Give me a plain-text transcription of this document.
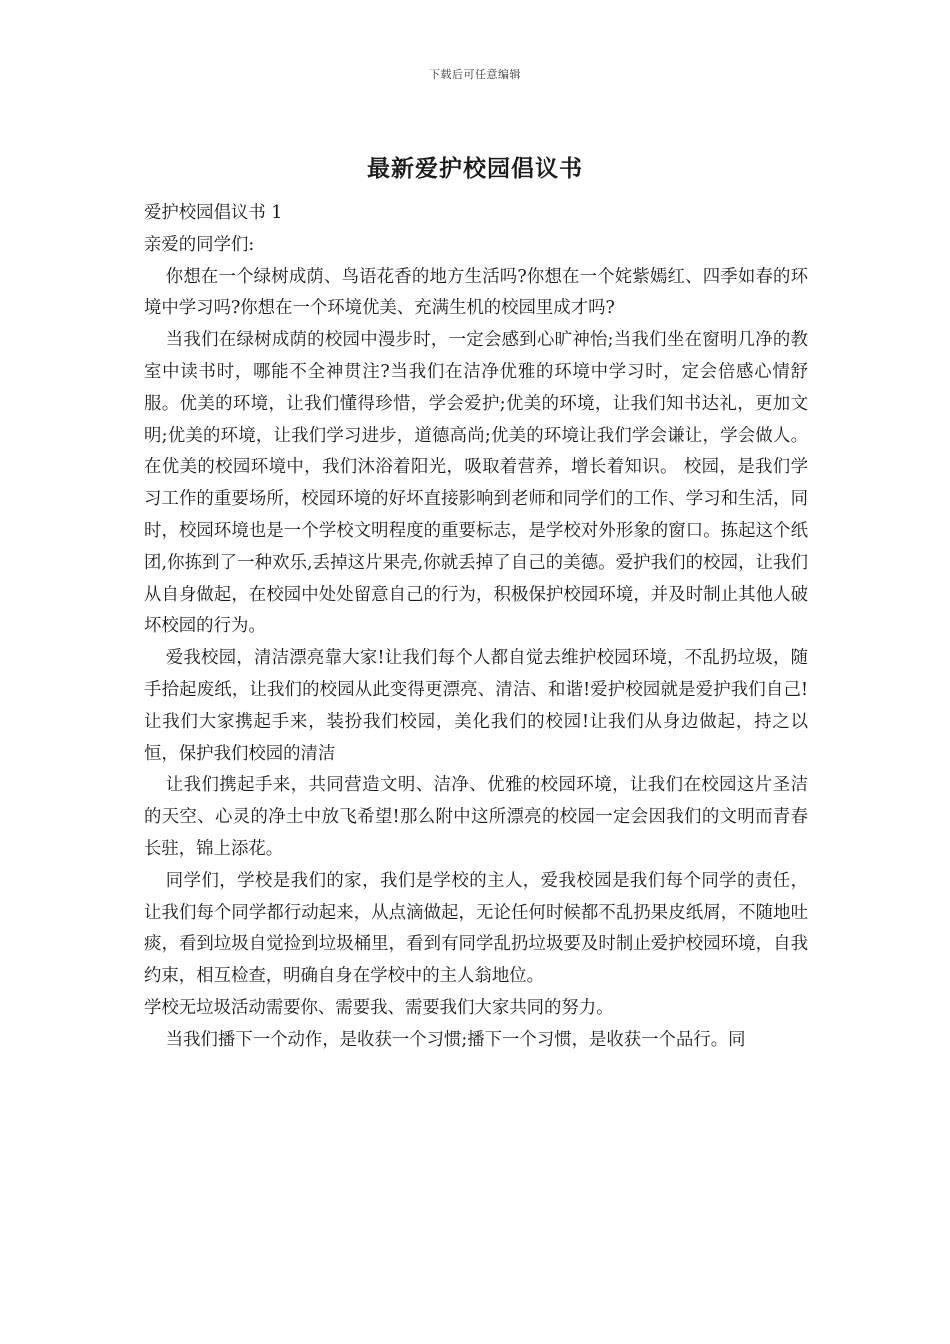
下载后可任意编辑
最新爱护校园倡议书

爱护校园倡议书 1

亲爱的同学们:

你想在一个绿树成荫、鸟语花香的地方生活吗?你想在一个姹紫嫣红、四季如春的环境中学习吗?你想在一个环境优美、充满生机的校园里成才吗?

当我们在绿树成荫的校园中漫步时，一定会感到心旷神怡;当我们坐在窗明几净的教室中读书时，哪能不全神贯注?当我们在洁净优雅的环境中学习时，定会倍感心情舒服。优美的环境，让我们懂得珍惜，学会爱护;优美的环境，让我们知书达礼，更加文明;优美的环境，让我们学习进步，道德高尚;优美的环境让我们学会谦让，学会做人。在优美的校园环境中，我们沐浴着阳光，吸取着营养，增长着知识。 校园，是我们学习工作的重要场所，校园环境的好坏直接影响到老师和同学们的工作、学习和生活，同时，校园环境也是一个学校文明程度的重要标志，是学校对外形象的窗口。拣起这个纸团,你拣到了一种欢乐,丢掉这片果壳,你就丢掉了自己的美德。爱护我们的校园，让我们从自身做起，在校园中处处留意自己的行为，积极保护校园环境，并及时制止其他人破坏校园的行为。

爱我校园，清洁漂亮靠大家!让我们每个人都自觉去维护校园环境，不乱扔垃圾，随手拾起废纸，让我们的校园从此变得更漂亮、清洁、和谐!爱护校园就是爱护我们自己!让我们大家携起手来，装扮我们校园，美化我们的校园!让我们从身边做起，持之以恒，保护我们校园的清洁

让我们携起手来，共同营造文明、洁净、优雅的校园环境，让我们在校园这片圣洁的天空、心灵的净土中放飞希望!那么附中这所漂亮的校园一定会因我们的文明而青春长驻，锦上添花。

同学们，学校是我们的家，我们是学校的主人，爱我校园是我们每个同学的责任，让我们每个同学都行动起来，从点滴做起，无论任何时候都不乱扔果皮纸屑，不随地吐痰，看到垃圾自觉捡到垃圾桶里，看到有同学乱扔垃圾要及时制止爱护校园环境，自我约束，相互检查，明确自身在学校中的主人翁地位。

学校无垃圾活动需要你、需要我、需要我们大家共同的努力。

当我们播下一个动作，是收获一个习惯;播下一个习惯，是收获一个品行。同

Your goal> In the copy, include all records verbatim but no images.

Answer to the problem>
Give me a plain-text transcription of this document.
下载后可任意编辑
最新爱护校园倡议书

爱护校园倡议书 1

亲爱的同学们:

你想在一个绿树成荫、鸟语花香的地方生活吗?你想在一个姹紫嫣红、四季如春的环境中学习吗?你想在一个环境优美、充满生机的校园里成才吗?

当我们在绿树成荫的校园中漫步时，一定会感到心旷神怡;当我们坐在窗明几净的教室中读书时，哪能不全神贯注?当我们在洁净优雅的环境中学习时，定会倍感心情舒服。优美的环境，让我们懂得珍惜，学会爱护;优美的环境，让我们知书达礼，更加文明;优美的环境，让我们学习进步，道德高尚;优美的环境让我们学会谦让，学会做人。在优美的校园环境中，我们沐浴着阳光，吸取着营养，增长着知识。 校园，是我们学习工作的重要场所，校园环境的好坏直接影响到老师和同学们的工作、学习和生活，同时，校园环境也是一个学校文明程度的重要标志，是学校对外形象的窗口。拣起这个纸团,你拣到了一种欢乐,丢掉这片果壳,你就丢掉了自己的美德。爱护我们的校园，让我们从自身做起，在校园中处处留意自己的行为，积极保护校园环境，并及时制止其他人破坏校园的行为。

爱我校园，清洁漂亮靠大家!让我们每个人都自觉去维护校园环境，不乱扔垃圾，随手拾起废纸，让我们的校园从此变得更漂亮、清洁、和谐!爱护校园就是爱护我们自己!让我们大家携起手来，装扮我们校园，美化我们的校园!让我们从身边做起，持之以恒，保护我们校园的清洁

让我们携起手来，共同营造文明、洁净、优雅的校园环境，让我们在校园这片圣洁的天空、心灵的净土中放飞希望!那么附中这所漂亮的校园一定会因我们的文明而青春长驻，锦上添花。

同学们，学校是我们的家，我们是学校的主人，爱我校园是我们每个同学的责任，让我们每个同学都行动起来，从点滴做起，无论任何时候都不乱扔果皮纸屑，不随地吐痰，看到垃圾自觉捡到垃圾桶里，看到有同学乱扔垃圾要及时制止爱护校园环境，自我约束，相互检查，明确自身在学校中的主人翁地位。

学校无垃圾活动需要你、需要我、需要我们大家共同的努力。

当我们播下一个动作，是收获一个习惯;播下一个习惯，是收获一个品行。同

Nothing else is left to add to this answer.